# Aim of the task
All of the listing below must be repeated word for word. Pictures are the only thing to omit.

# Information provided

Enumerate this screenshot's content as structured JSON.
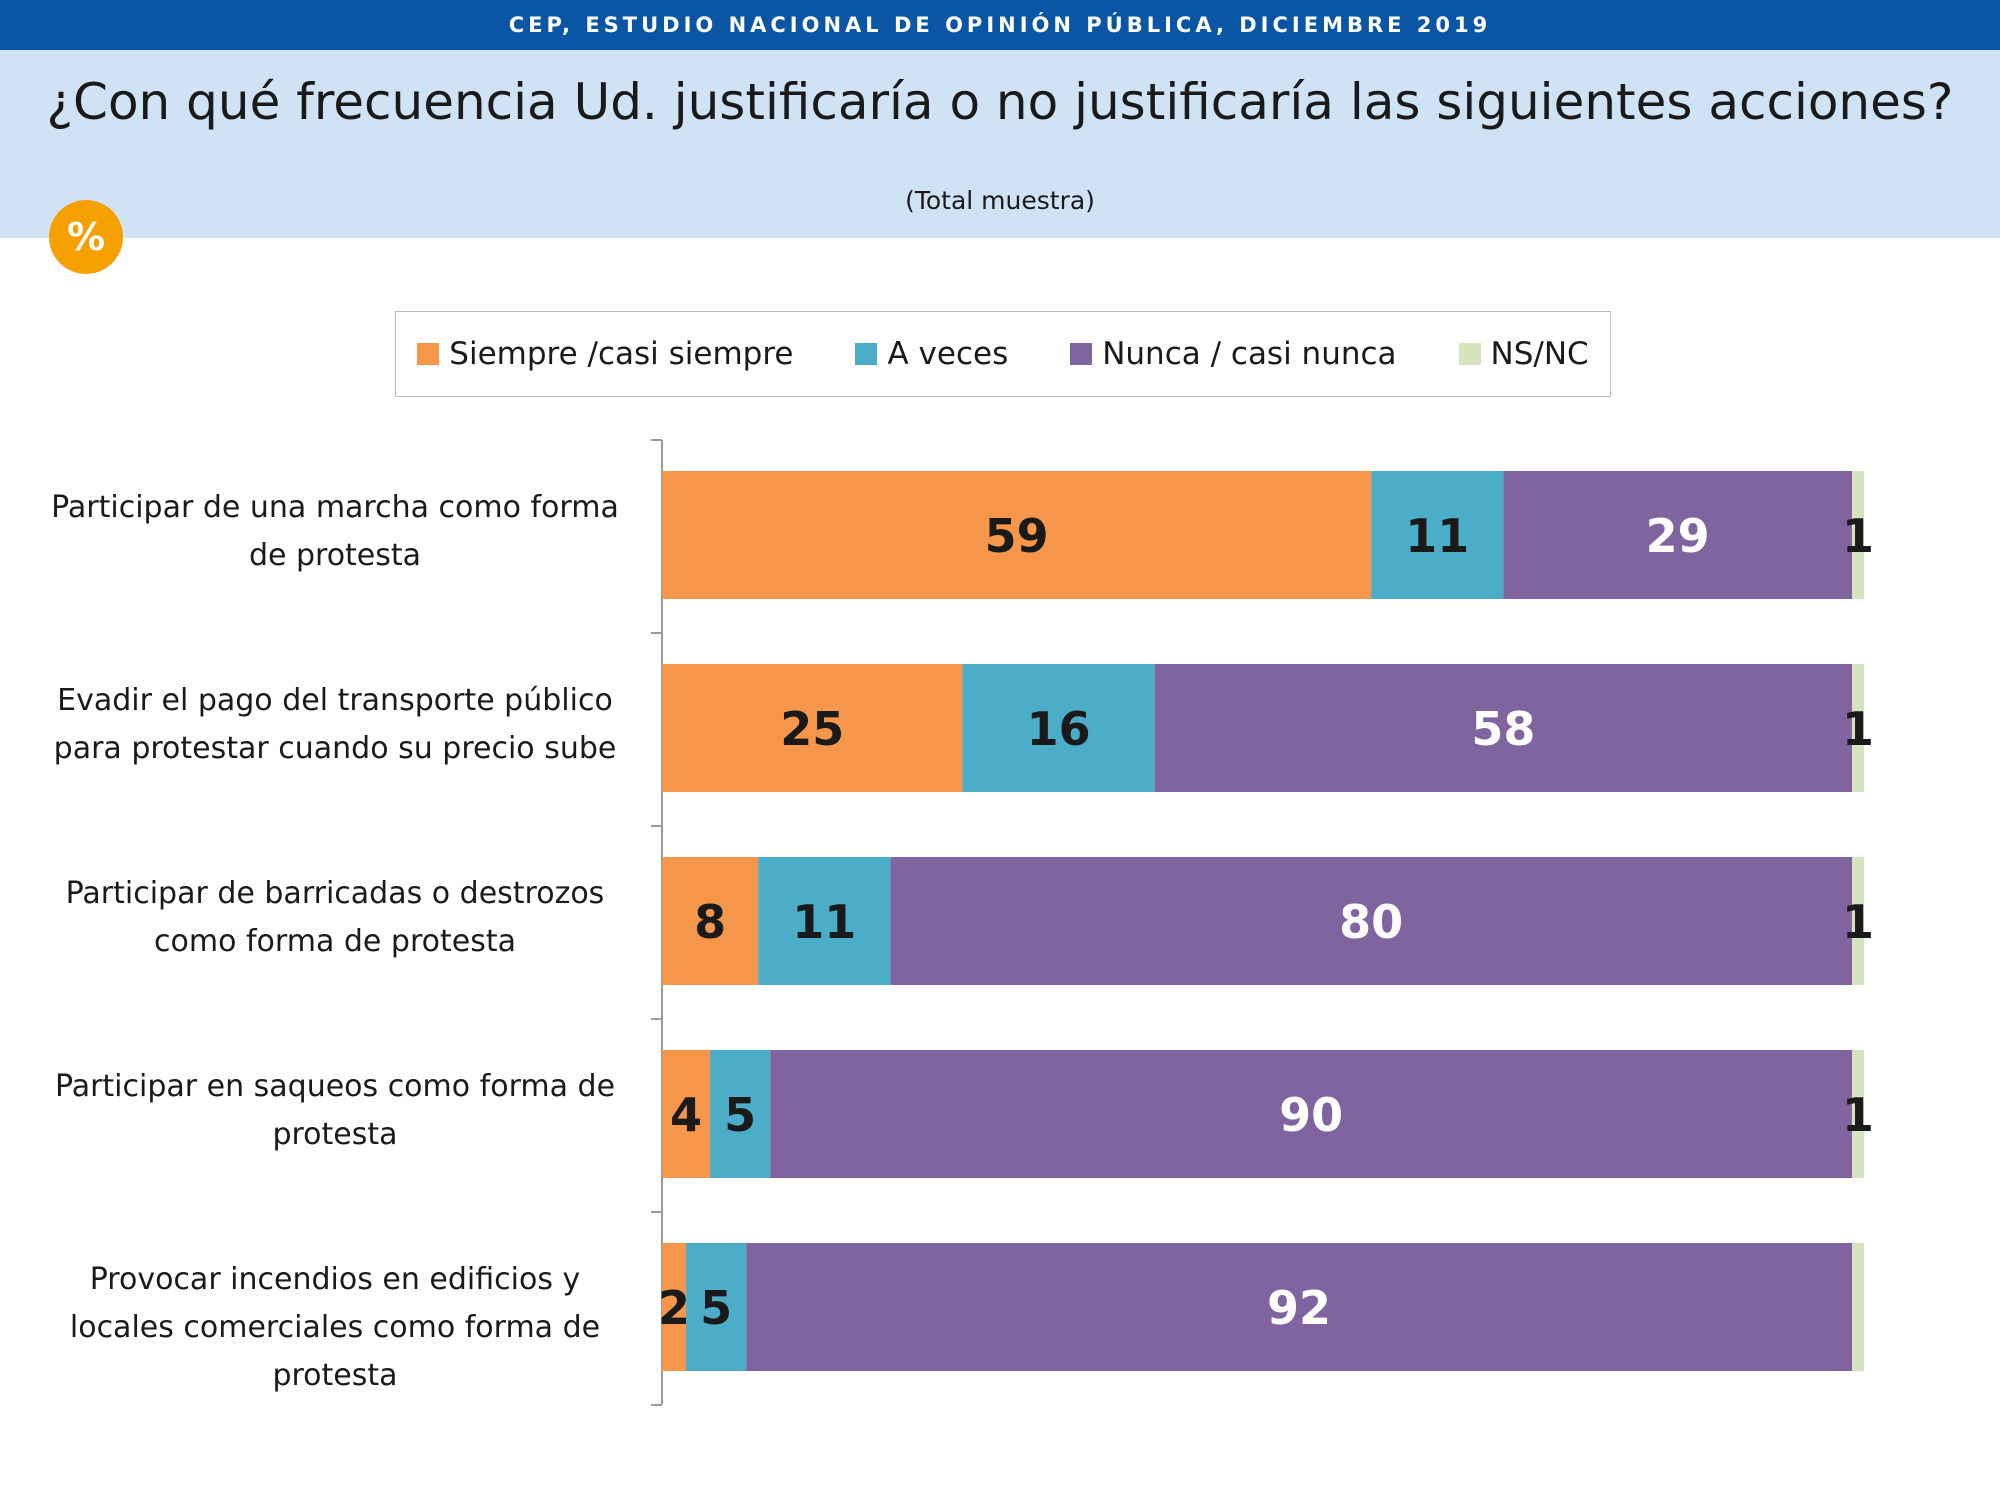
{
  "header": {
    "source": "CEP, ESTUDIO NACIONAL DE OPINIÓN PÚBLICA, DICIEMBRE 2019",
    "title": "¿Con qué frecuencia Ud. justificaría o no justificaría las siguientes acciones?",
    "subtitle": "(Total muestra)",
    "badge": "%"
  },
  "colors": {
    "header_bg": "#0b56a4",
    "title_band": "#cfe3f5",
    "badge": "#f6a000"
  },
  "chart_data": {
    "type": "bar",
    "orientation": "horizontal",
    "stacked": true,
    "title": "¿Con qué frecuencia Ud. justificaría o no justificaría las siguientes acciones?",
    "subtitle": "(Total muestra)",
    "xlim": [
      0,
      100
    ],
    "grid": false,
    "legend_position": "top",
    "categories": [
      "Participar de una marcha como forma de protesta",
      "Evadir el pago del transporte público para protestar cuando su precio sube",
      "Participar de barricadas o destrozos como forma de protesta",
      "Participar en saqueos como forma de protesta",
      "Provocar incendios en edificios y locales comerciales como forma de protesta"
    ],
    "series": [
      {
        "name": "Siempre /casi siempre",
        "color": "#f5964a",
        "label_color": "#1a1a1a",
        "values": [
          59,
          25,
          8,
          4,
          2
        ]
      },
      {
        "name": "A veces",
        "color": "#4badc8",
        "label_color": "#1a1a1a",
        "values": [
          11,
          16,
          11,
          5,
          5
        ]
      },
      {
        "name": "Nunca / casi nunca",
        "color": "#8064a0",
        "label_color": "#ffffff",
        "values": [
          29,
          58,
          80,
          90,
          92
        ]
      },
      {
        "name": "NS/NC",
        "color": "#d6e3bf",
        "label_color": "#1a1a1a",
        "values": [
          1,
          1,
          1,
          1,
          1
        ]
      }
    ],
    "data_labels": [
      [
        "59",
        "25",
        "8",
        "4",
        "2"
      ],
      [
        "11",
        "16",
        "11",
        "5",
        "5"
      ],
      [
        "29",
        "58",
        "80",
        "90",
        "92"
      ],
      [
        "1",
        "1",
        "1",
        "1",
        ""
      ]
    ]
  }
}
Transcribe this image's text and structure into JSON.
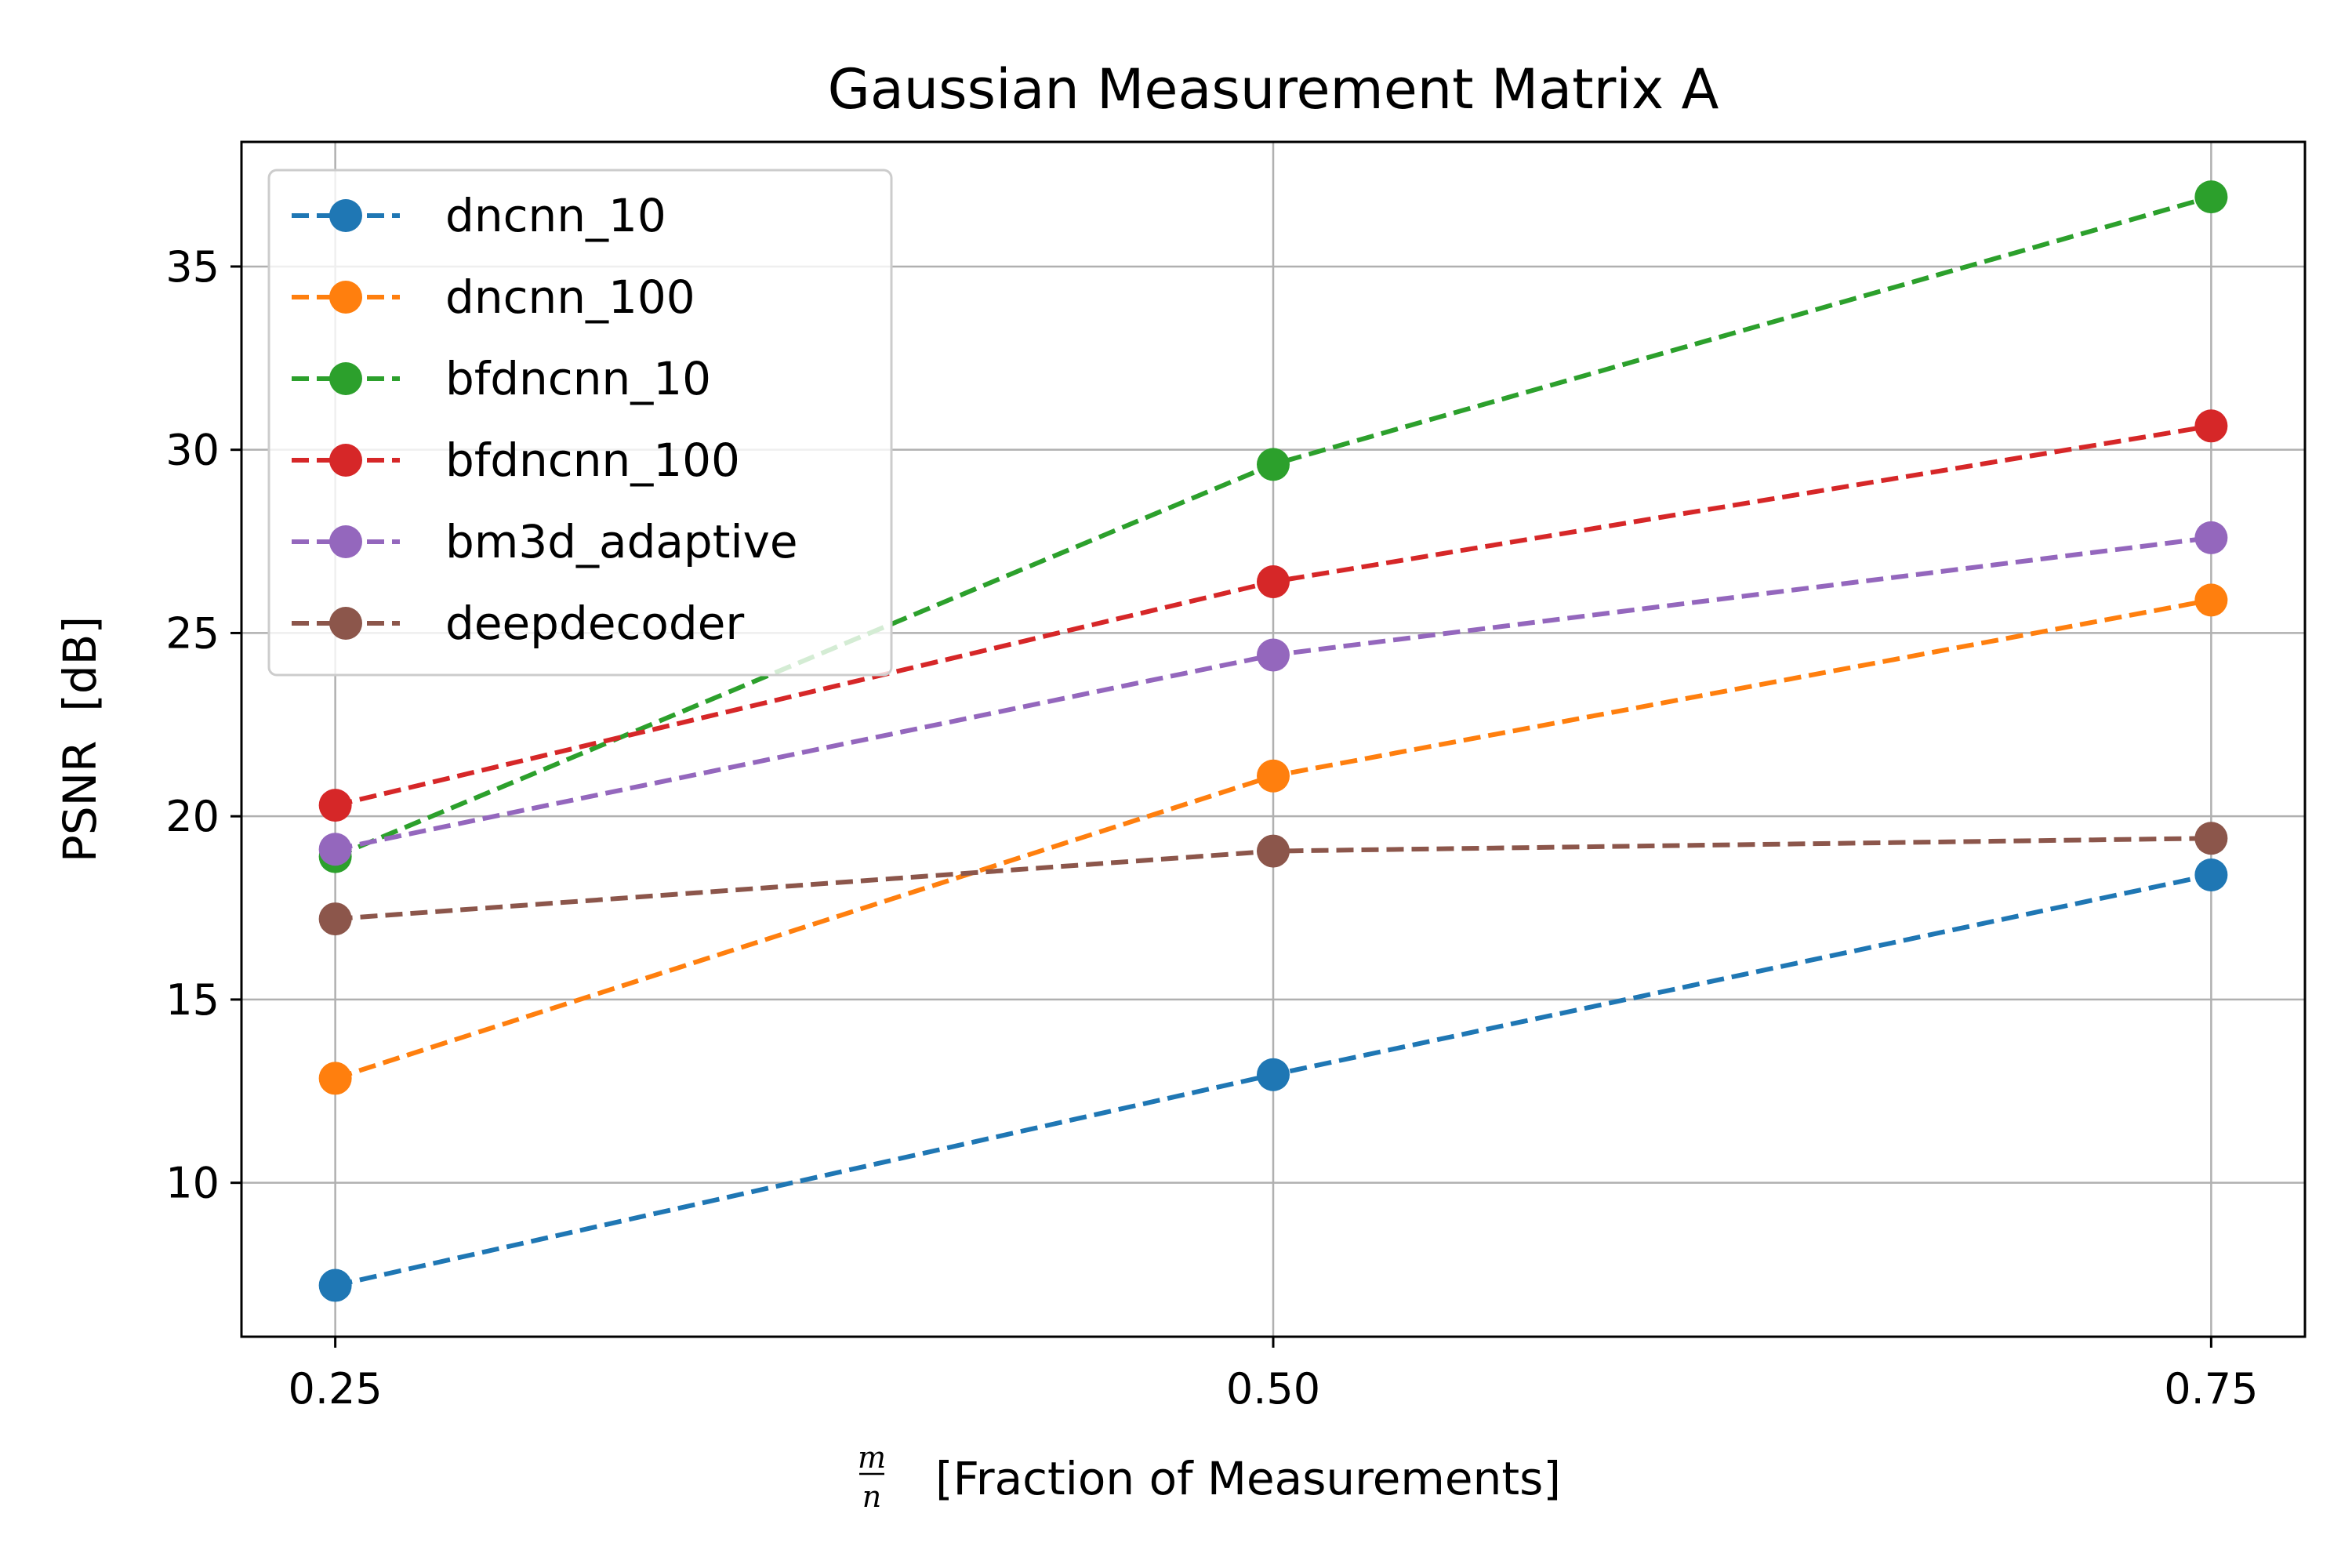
{
  "chart_data": {
    "type": "line",
    "title": "Gaussian Measurement Matrix A",
    "xlabel_fraction": {
      "numerator": "m",
      "denominator": "n"
    },
    "xlabel": "[Fraction of Measurements]",
    "ylabel": "PSNR  [dB]",
    "x": [
      0.25,
      0.5,
      0.75
    ],
    "x_tick_labels": [
      "0.25",
      "0.50",
      "0.75"
    ],
    "xlim": [
      0.225,
      0.775
    ],
    "y_ticks": [
      10,
      15,
      20,
      25,
      30,
      35
    ],
    "y_tick_labels": [
      "10",
      "15",
      "20",
      "25",
      "30",
      "35"
    ],
    "ylim": [
      5.8,
      38.4
    ],
    "grid": true,
    "legend_position": "upper-left",
    "line_style": "dashed",
    "marker": "circle",
    "series": [
      {
        "name": "dncnn_10",
        "color": "#1f77b4",
        "values": [
          7.2,
          12.95,
          18.4
        ]
      },
      {
        "name": "dncnn_100",
        "color": "#ff7f0e",
        "values": [
          12.85,
          21.1,
          25.9
        ]
      },
      {
        "name": "bfdncnn_10",
        "color": "#2ca02c",
        "values": [
          18.9,
          29.6,
          36.9
        ]
      },
      {
        "name": "bfdncnn_100",
        "color": "#d62728",
        "values": [
          20.3,
          26.4,
          30.65
        ]
      },
      {
        "name": "bm3d_adaptive",
        "color": "#9467bd",
        "values": [
          19.1,
          24.4,
          27.6
        ]
      },
      {
        "name": "deepdecoder",
        "color": "#8c564b",
        "values": [
          17.2,
          19.05,
          19.4
        ]
      }
    ]
  }
}
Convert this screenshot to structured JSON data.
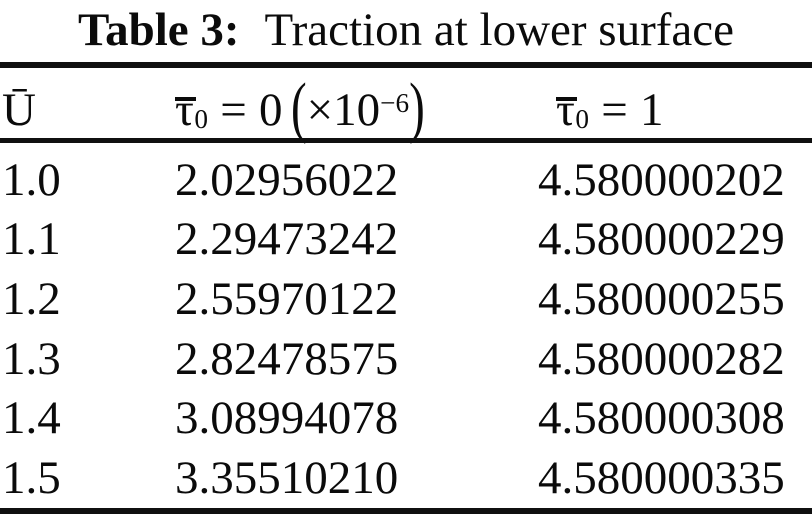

# Solution to this task
Enumerate this screenshot's content as structured JSON.
{
  "header": {
    "source": "CEP, ESTUDIO NACIONAL DE OPINIÓN PÚBLICA, DICIEMBRE 2019",
    "title": "¿Con qué frecuencia Ud. justificaría o no justificaría las siguientes acciones?",
    "subtitle": "(Total muestra)",
    "badge": "%"
  },
  "colors": {
    "header_bg": "#0b56a4",
    "title_band": "#cfe3f5",
    "badge": "#f6a000"
  },
  "chart_data": {
    "type": "bar",
    "orientation": "horizontal",
    "stacked": true,
    "title": "¿Con qué frecuencia Ud. justificaría o no justificaría las siguientes acciones?",
    "subtitle": "(Total muestra)",
    "xlim": [
      0,
      100
    ],
    "grid": false,
    "legend_position": "top",
    "categories": [
      "Participar de una marcha como forma de protesta",
      "Evadir el pago del transporte público para protestar cuando su precio sube",
      "Participar de barricadas o destrozos como forma de protesta",
      "Participar en saqueos como forma de protesta",
      "Provocar incendios en edificios y locales comerciales como forma de protesta"
    ],
    "series": [
      {
        "name": "Siempre /casi siempre",
        "color": "#f5964a",
        "label_color": "#1a1a1a",
        "values": [
          59,
          25,
          8,
          4,
          2
        ]
      },
      {
        "name": "A veces",
        "color": "#4badc8",
        "label_color": "#1a1a1a",
        "values": [
          11,
          16,
          11,
          5,
          5
        ]
      },
      {
        "name": "Nunca / casi nunca",
        "color": "#8064a0",
        "label_color": "#ffffff",
        "values": [
          29,
          58,
          80,
          90,
          92
        ]
      },
      {
        "name": "NS/NC",
        "color": "#d6e3bf",
        "label_color": "#1a1a1a",
        "values": [
          1,
          1,
          1,
          1,
          1
        ]
      }
    ],
    "data_labels": [
      [
        "59",
        "25",
        "8",
        "4",
        "2"
      ],
      [
        "11",
        "16",
        "11",
        "5",
        "5"
      ],
      [
        "29",
        "58",
        "80",
        "90",
        "92"
      ],
      [
        "1",
        "1",
        "1",
        "1",
        ""
      ]
    ]
  }
}
Transcribe this image's text and structure into JSON.
{
  "chart_data": {
    "type": "line",
    "title": "Gaussian Measurement Matrix A",
    "xlabel_fraction": {
      "numerator": "m",
      "denominator": "n"
    },
    "xlabel": "[Fraction of Measurements]",
    "ylabel": "PSNR  [dB]",
    "x": [
      0.25,
      0.5,
      0.75
    ],
    "x_tick_labels": [
      "0.25",
      "0.50",
      "0.75"
    ],
    "xlim": [
      0.225,
      0.775
    ],
    "y_ticks": [
      10,
      15,
      20,
      25,
      30,
      35
    ],
    "y_tick_labels": [
      "10",
      "15",
      "20",
      "25",
      "30",
      "35"
    ],
    "ylim": [
      5.8,
      38.4
    ],
    "grid": true,
    "legend_position": "upper-left",
    "line_style": "dashed",
    "marker": "circle",
    "series": [
      {
        "name": "dncnn_10",
        "color": "#1f77b4",
        "values": [
          7.2,
          12.95,
          18.4
        ]
      },
      {
        "name": "dncnn_100",
        "color": "#ff7f0e",
        "values": [
          12.85,
          21.1,
          25.9
        ]
      },
      {
        "name": "bfdncnn_10",
        "color": "#2ca02c",
        "values": [
          18.9,
          29.6,
          36.9
        ]
      },
      {
        "name": "bfdncnn_100",
        "color": "#d62728",
        "values": [
          20.3,
          26.4,
          30.65
        ]
      },
      {
        "name": "bm3d_adaptive",
        "color": "#9467bd",
        "values": [
          19.1,
          24.4,
          27.6
        ]
      },
      {
        "name": "deepdecoder",
        "color": "#8c564b",
        "values": [
          17.2,
          19.05,
          19.4
        ]
      }
    ]
  }
}
Convert this screenshot to structured JSON data.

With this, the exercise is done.